-- start Data supplied --

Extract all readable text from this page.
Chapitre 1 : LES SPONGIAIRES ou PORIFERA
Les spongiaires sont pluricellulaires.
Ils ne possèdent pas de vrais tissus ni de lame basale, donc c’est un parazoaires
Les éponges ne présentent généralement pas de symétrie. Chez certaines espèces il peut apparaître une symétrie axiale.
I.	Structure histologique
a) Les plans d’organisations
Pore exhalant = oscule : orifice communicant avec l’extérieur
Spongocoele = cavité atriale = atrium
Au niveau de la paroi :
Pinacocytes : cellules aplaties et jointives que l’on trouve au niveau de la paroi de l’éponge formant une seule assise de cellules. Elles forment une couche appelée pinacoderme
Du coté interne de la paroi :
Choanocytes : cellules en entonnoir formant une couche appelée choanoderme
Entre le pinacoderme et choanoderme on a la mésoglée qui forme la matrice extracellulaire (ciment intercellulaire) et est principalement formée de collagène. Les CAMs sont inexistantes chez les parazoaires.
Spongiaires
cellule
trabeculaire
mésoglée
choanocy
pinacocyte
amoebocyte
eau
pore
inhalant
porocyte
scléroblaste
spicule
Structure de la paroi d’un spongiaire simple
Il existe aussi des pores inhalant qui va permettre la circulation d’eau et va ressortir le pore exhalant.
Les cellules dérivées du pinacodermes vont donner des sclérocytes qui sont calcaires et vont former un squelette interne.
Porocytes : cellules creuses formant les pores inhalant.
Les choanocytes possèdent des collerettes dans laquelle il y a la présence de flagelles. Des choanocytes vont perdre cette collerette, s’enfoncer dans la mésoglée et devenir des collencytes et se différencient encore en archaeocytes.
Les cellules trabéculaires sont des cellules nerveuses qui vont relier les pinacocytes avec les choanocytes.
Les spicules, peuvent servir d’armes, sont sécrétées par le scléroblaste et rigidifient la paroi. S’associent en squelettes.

-- end Data supplied --

The request: Each line containing the word "couche" counts once; report the total alone.

Task result: 2